▶

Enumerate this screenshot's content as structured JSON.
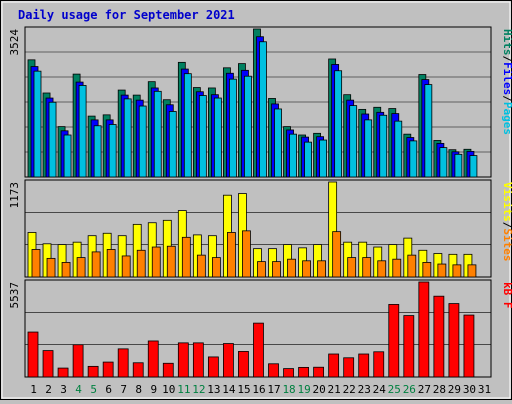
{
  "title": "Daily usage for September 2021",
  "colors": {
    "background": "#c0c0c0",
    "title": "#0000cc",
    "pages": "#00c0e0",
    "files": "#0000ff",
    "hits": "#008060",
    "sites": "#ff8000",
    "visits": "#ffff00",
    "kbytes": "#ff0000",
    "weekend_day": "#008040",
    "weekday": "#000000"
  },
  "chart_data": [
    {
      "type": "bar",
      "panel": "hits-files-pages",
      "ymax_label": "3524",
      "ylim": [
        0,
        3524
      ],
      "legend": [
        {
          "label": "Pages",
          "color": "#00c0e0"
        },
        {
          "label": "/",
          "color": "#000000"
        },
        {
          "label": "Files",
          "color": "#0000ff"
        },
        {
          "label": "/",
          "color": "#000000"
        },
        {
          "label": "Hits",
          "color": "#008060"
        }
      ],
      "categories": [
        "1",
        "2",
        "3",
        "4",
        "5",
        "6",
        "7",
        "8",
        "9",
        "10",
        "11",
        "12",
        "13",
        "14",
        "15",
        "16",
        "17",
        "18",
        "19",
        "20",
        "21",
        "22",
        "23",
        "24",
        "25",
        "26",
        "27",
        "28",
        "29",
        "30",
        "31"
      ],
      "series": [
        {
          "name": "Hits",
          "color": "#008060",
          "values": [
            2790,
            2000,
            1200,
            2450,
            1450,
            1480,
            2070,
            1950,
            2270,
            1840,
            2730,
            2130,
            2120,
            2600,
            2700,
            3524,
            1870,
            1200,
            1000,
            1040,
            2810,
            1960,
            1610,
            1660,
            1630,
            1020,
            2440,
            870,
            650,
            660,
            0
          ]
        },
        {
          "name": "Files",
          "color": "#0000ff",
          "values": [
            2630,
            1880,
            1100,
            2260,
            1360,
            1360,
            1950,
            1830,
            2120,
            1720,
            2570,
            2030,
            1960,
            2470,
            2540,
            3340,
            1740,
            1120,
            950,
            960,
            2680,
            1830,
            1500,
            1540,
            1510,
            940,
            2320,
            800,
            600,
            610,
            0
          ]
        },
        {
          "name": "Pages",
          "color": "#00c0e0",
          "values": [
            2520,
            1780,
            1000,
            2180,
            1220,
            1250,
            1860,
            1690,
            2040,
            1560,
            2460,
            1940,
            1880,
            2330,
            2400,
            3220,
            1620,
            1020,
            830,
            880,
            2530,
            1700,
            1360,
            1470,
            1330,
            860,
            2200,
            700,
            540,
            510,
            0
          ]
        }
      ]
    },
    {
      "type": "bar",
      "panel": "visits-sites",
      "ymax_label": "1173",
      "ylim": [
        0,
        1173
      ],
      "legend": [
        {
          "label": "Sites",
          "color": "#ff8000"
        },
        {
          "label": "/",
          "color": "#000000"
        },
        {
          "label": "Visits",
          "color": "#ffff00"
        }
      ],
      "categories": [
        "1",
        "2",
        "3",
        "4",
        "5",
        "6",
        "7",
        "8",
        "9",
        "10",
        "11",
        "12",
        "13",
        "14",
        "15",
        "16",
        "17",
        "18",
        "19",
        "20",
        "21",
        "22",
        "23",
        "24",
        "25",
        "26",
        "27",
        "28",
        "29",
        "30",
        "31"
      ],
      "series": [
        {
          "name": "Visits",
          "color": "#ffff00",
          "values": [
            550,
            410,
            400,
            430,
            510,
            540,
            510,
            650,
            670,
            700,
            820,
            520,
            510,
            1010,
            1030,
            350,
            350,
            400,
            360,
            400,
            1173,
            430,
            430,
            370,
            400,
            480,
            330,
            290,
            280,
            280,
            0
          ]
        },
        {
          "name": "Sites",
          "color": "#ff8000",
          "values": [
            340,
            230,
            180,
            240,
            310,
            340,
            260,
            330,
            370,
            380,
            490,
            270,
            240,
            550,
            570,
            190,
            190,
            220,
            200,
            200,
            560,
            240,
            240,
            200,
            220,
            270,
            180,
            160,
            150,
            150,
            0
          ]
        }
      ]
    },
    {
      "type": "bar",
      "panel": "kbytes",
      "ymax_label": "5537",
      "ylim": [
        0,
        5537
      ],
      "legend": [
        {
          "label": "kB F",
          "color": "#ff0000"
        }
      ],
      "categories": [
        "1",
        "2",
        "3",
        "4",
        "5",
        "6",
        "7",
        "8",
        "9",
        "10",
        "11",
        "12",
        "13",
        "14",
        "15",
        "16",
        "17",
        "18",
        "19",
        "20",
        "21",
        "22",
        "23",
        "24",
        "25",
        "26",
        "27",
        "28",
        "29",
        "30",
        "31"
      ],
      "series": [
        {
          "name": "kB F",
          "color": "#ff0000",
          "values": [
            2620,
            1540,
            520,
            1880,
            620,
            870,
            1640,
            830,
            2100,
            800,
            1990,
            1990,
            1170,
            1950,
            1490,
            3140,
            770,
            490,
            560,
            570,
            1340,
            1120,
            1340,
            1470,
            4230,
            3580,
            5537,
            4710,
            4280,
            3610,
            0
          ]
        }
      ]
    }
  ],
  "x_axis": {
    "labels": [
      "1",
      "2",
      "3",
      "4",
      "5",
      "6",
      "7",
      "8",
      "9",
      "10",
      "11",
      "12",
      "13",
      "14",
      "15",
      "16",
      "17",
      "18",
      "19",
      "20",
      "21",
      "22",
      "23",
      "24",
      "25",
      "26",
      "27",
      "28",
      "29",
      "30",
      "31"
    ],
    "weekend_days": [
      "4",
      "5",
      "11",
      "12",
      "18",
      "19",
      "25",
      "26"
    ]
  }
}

◀

■ **WRITTEN REQUEST**
Skip the images and write out the rest of the listing exactly.

■ **FULL RESPONSE**
Enumerate this screenshot's content as structured JSON.
{
  "title": "Daily usage for September 2021",
  "colors": {
    "background": "#c0c0c0",
    "title": "#0000cc",
    "pages": "#00c0e0",
    "files": "#0000ff",
    "hits": "#008060",
    "sites": "#ff8000",
    "visits": "#ffff00",
    "kbytes": "#ff0000",
    "weekend_day": "#008040",
    "weekday": "#000000"
  },
  "chart_data": [
    {
      "type": "bar",
      "panel": "hits-files-pages",
      "ymax_label": "3524",
      "ylim": [
        0,
        3524
      ],
      "legend": [
        {
          "label": "Pages",
          "color": "#00c0e0"
        },
        {
          "label": "/",
          "color": "#000000"
        },
        {
          "label": "Files",
          "color": "#0000ff"
        },
        {
          "label": "/",
          "color": "#000000"
        },
        {
          "label": "Hits",
          "color": "#008060"
        }
      ],
      "categories": [
        "1",
        "2",
        "3",
        "4",
        "5",
        "6",
        "7",
        "8",
        "9",
        "10",
        "11",
        "12",
        "13",
        "14",
        "15",
        "16",
        "17",
        "18",
        "19",
        "20",
        "21",
        "22",
        "23",
        "24",
        "25",
        "26",
        "27",
        "28",
        "29",
        "30",
        "31"
      ],
      "series": [
        {
          "name": "Hits",
          "color": "#008060",
          "values": [
            2790,
            2000,
            1200,
            2450,
            1450,
            1480,
            2070,
            1950,
            2270,
            1840,
            2730,
            2130,
            2120,
            2600,
            2700,
            3524,
            1870,
            1200,
            1000,
            1040,
            2810,
            1960,
            1610,
            1660,
            1630,
            1020,
            2440,
            870,
            650,
            660,
            0
          ]
        },
        {
          "name": "Files",
          "color": "#0000ff",
          "values": [
            2630,
            1880,
            1100,
            2260,
            1360,
            1360,
            1950,
            1830,
            2120,
            1720,
            2570,
            2030,
            1960,
            2470,
            2540,
            3340,
            1740,
            1120,
            950,
            960,
            2680,
            1830,
            1500,
            1540,
            1510,
            940,
            2320,
            800,
            600,
            610,
            0
          ]
        },
        {
          "name": "Pages",
          "color": "#00c0e0",
          "values": [
            2520,
            1780,
            1000,
            2180,
            1220,
            1250,
            1860,
            1690,
            2040,
            1560,
            2460,
            1940,
            1880,
            2330,
            2400,
            3220,
            1620,
            1020,
            830,
            880,
            2530,
            1700,
            1360,
            1470,
            1330,
            860,
            2200,
            700,
            540,
            510,
            0
          ]
        }
      ]
    },
    {
      "type": "bar",
      "panel": "visits-sites",
      "ymax_label": "1173",
      "ylim": [
        0,
        1173
      ],
      "legend": [
        {
          "label": "Sites",
          "color": "#ff8000"
        },
        {
          "label": "/",
          "color": "#000000"
        },
        {
          "label": "Visits",
          "color": "#ffff00"
        }
      ],
      "categories": [
        "1",
        "2",
        "3",
        "4",
        "5",
        "6",
        "7",
        "8",
        "9",
        "10",
        "11",
        "12",
        "13",
        "14",
        "15",
        "16",
        "17",
        "18",
        "19",
        "20",
        "21",
        "22",
        "23",
        "24",
        "25",
        "26",
        "27",
        "28",
        "29",
        "30",
        "31"
      ],
      "series": [
        {
          "name": "Visits",
          "color": "#ffff00",
          "values": [
            550,
            410,
            400,
            430,
            510,
            540,
            510,
            650,
            670,
            700,
            820,
            520,
            510,
            1010,
            1030,
            350,
            350,
            400,
            360,
            400,
            1173,
            430,
            430,
            370,
            400,
            480,
            330,
            290,
            280,
            280,
            0
          ]
        },
        {
          "name": "Sites",
          "color": "#ff8000",
          "values": [
            340,
            230,
            180,
            240,
            310,
            340,
            260,
            330,
            370,
            380,
            490,
            270,
            240,
            550,
            570,
            190,
            190,
            220,
            200,
            200,
            560,
            240,
            240,
            200,
            220,
            270,
            180,
            160,
            150,
            150,
            0
          ]
        }
      ]
    },
    {
      "type": "bar",
      "panel": "kbytes",
      "ymax_label": "5537",
      "ylim": [
        0,
        5537
      ],
      "legend": [
        {
          "label": "kB F",
          "color": "#ff0000"
        }
      ],
      "categories": [
        "1",
        "2",
        "3",
        "4",
        "5",
        "6",
        "7",
        "8",
        "9",
        "10",
        "11",
        "12",
        "13",
        "14",
        "15",
        "16",
        "17",
        "18",
        "19",
        "20",
        "21",
        "22",
        "23",
        "24",
        "25",
        "26",
        "27",
        "28",
        "29",
        "30",
        "31"
      ],
      "series": [
        {
          "name": "kB F",
          "color": "#ff0000",
          "values": [
            2620,
            1540,
            520,
            1880,
            620,
            870,
            1640,
            830,
            2100,
            800,
            1990,
            1990,
            1170,
            1950,
            1490,
            3140,
            770,
            490,
            560,
            570,
            1340,
            1120,
            1340,
            1470,
            4230,
            3580,
            5537,
            4710,
            4280,
            3610,
            0
          ]
        }
      ]
    }
  ],
  "x_axis": {
    "labels": [
      "1",
      "2",
      "3",
      "4",
      "5",
      "6",
      "7",
      "8",
      "9",
      "10",
      "11",
      "12",
      "13",
      "14",
      "15",
      "16",
      "17",
      "18",
      "19",
      "20",
      "21",
      "22",
      "23",
      "24",
      "25",
      "26",
      "27",
      "28",
      "29",
      "30",
      "31"
    ],
    "weekend_days": [
      "4",
      "5",
      "11",
      "12",
      "18",
      "19",
      "25",
      "26"
    ]
  }
}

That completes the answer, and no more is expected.